### Stated goal
Track down the lines that contain "series" and copy them.

### Extracted entries

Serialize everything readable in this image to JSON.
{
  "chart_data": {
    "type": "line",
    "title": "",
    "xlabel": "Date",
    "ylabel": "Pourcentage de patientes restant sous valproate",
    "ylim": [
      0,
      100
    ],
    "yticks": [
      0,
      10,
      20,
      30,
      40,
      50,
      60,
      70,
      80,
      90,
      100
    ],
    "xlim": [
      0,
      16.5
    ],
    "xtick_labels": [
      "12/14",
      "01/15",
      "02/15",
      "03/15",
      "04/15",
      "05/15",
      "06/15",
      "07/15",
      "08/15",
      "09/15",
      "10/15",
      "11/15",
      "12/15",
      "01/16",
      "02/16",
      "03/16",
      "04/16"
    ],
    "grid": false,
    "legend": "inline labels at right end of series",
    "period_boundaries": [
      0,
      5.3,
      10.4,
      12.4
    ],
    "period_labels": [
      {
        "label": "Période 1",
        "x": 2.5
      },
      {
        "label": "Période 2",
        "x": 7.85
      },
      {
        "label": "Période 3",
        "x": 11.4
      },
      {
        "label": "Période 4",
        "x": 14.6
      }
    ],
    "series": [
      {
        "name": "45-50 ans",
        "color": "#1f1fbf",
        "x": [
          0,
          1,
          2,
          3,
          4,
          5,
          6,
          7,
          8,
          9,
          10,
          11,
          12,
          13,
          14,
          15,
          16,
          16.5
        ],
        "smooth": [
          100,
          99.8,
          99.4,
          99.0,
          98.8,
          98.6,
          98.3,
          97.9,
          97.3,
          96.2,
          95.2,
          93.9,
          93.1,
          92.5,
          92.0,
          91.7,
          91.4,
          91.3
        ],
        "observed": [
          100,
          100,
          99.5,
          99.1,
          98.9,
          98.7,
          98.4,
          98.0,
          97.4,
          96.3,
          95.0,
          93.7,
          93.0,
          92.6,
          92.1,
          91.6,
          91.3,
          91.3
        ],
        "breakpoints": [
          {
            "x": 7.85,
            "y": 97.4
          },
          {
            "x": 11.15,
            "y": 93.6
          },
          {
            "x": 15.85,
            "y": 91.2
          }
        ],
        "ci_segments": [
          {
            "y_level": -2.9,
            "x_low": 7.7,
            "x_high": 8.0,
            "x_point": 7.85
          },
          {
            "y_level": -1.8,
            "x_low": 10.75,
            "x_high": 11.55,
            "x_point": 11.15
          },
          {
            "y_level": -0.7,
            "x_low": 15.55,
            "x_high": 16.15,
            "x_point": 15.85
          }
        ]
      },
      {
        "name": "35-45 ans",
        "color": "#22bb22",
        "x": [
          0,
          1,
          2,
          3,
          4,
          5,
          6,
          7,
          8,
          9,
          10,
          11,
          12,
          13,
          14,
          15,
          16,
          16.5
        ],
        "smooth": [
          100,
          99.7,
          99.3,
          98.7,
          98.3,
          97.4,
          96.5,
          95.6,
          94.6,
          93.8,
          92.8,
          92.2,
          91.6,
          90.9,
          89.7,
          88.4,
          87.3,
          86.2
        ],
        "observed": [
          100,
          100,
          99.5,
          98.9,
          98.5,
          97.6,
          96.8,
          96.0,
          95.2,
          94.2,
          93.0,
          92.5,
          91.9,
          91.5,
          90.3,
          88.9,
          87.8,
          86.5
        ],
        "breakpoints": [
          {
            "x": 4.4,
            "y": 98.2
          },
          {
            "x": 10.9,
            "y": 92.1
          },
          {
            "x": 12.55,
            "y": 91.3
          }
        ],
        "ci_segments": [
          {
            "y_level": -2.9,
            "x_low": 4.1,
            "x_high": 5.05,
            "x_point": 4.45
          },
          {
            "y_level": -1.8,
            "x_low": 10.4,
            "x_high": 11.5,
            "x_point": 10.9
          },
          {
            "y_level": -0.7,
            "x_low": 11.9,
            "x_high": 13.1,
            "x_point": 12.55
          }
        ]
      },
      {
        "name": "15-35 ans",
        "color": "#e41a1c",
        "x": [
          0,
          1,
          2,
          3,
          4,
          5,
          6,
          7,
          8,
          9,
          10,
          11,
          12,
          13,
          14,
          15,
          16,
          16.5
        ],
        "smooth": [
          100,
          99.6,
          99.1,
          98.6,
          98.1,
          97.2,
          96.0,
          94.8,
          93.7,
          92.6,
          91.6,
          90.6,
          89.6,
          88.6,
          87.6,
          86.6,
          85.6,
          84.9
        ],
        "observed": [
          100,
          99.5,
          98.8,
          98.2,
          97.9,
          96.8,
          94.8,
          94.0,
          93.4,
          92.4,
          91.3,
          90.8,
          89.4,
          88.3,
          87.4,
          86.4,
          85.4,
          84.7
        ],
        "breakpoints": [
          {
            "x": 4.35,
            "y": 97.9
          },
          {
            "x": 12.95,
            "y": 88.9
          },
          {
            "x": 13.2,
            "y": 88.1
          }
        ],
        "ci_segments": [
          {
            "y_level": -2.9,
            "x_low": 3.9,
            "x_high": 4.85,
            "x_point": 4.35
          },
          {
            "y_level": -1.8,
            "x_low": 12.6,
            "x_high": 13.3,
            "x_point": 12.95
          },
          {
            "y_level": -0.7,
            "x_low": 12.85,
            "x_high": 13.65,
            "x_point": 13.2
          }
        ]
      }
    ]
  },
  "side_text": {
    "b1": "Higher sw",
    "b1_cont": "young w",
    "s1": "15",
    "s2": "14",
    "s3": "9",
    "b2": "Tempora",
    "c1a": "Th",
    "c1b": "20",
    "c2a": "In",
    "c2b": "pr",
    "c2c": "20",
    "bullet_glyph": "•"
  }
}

### Problem solution
    "legend": "inline labels at right end of series",
    "series": [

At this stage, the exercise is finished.